(Selected text):
****************

# Direct evaluation of dynamical large-deviation rate functions using a   variational ansatz

**Authors:** Daniel Jacobson, Stephen Whitelam

arXiv: 1903.06098 · 2019-12-04

## TL;DR

This paper introduces a variational importance sampling method to efficiently bound and compute large-deviation rate functions for dynamical observables in Markov chains, without prior knowledge of rare behaviors.

## Contribution

It presents a simple, physically transparent variational ansatz-based importance sampling technique for directly estimating large-deviation rate functions in continuous-time Markov models.

## Key findings

- Bounds are tighter than Level 2.5 large deviation approximations.
- The method can recover exact rate functions with proper ansatz corrections.
- Applied successfully to network and lattice models from literature.

****************

(Given material):
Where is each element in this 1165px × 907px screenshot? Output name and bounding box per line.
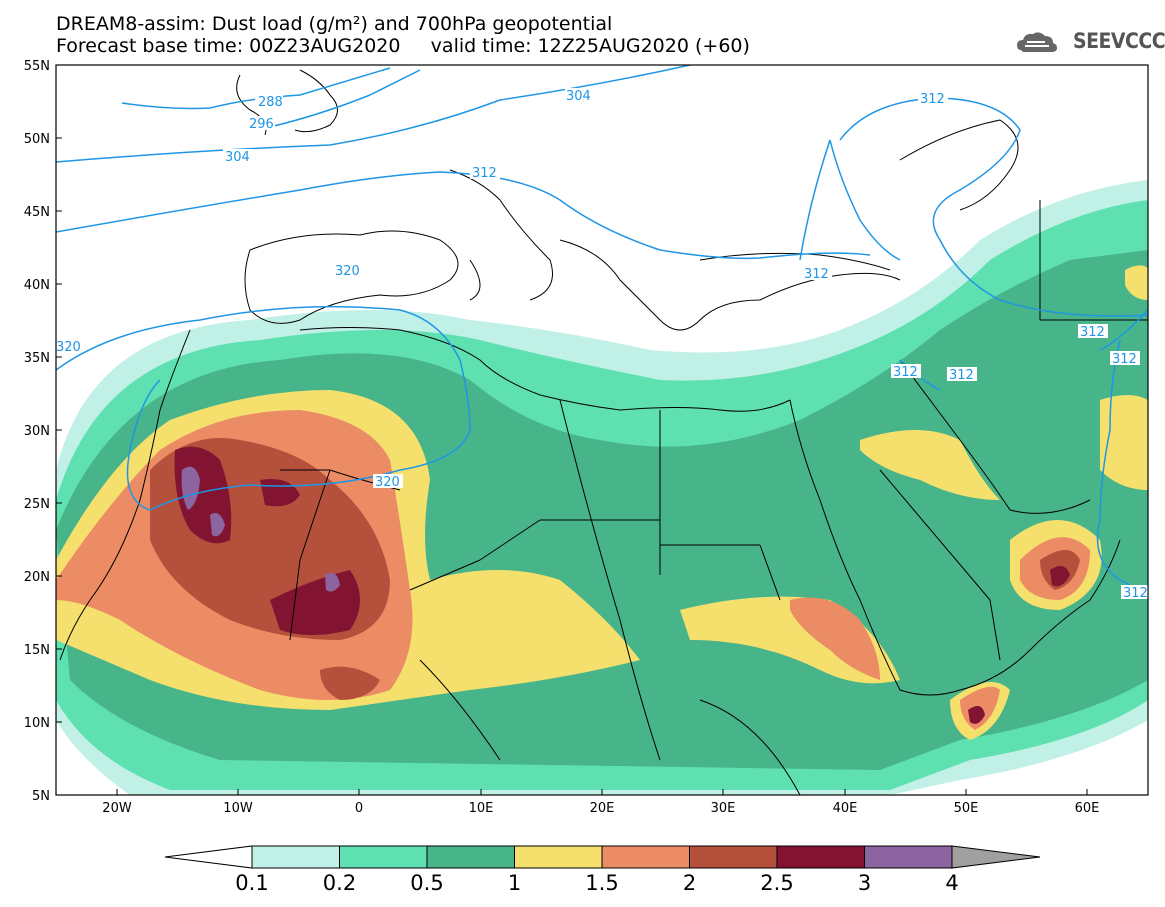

****************

(Goal): Extend the summary of the paper on variational estimation of dynamical large-deviation rate functions, starting after its last key finding.

(Task response):
## Abstract

We describe a simple form of importance sampling designed to bound and compute large-deviation rate functions for time-extensive dynamical observables in continuous-time Markov chains. We start with a model, defined by a set of rates, and a time-extensive dynamical observable. We construct a reference model, a variational ansatz for the behavior of the original model conditioned on atypical values of the observable. Direct simulation of the reference model provides an upper bound on the large-deviation rate function associated with the original model, an estimate of the tightness of the bound, and, if the ansatz is chosen well, the exact rate function. The exact rare behavior of the original model does not need to be known in advance. We use this method to calculate rate functions for currents and counting observables in a set of network- and lattice models taken from the literature. Straightforward ansatze yield bounds that are tighter than bounds obtained from Level 2.5 of large deviations via approximations that involve uniform scalings of rates. We show how to correct these bounds in order to recover the rate functions exactly. Our approach is complementary to more specialized methods, and offers a physically transparent framework for approximating and calculating the likelihood of dynamical large deviations.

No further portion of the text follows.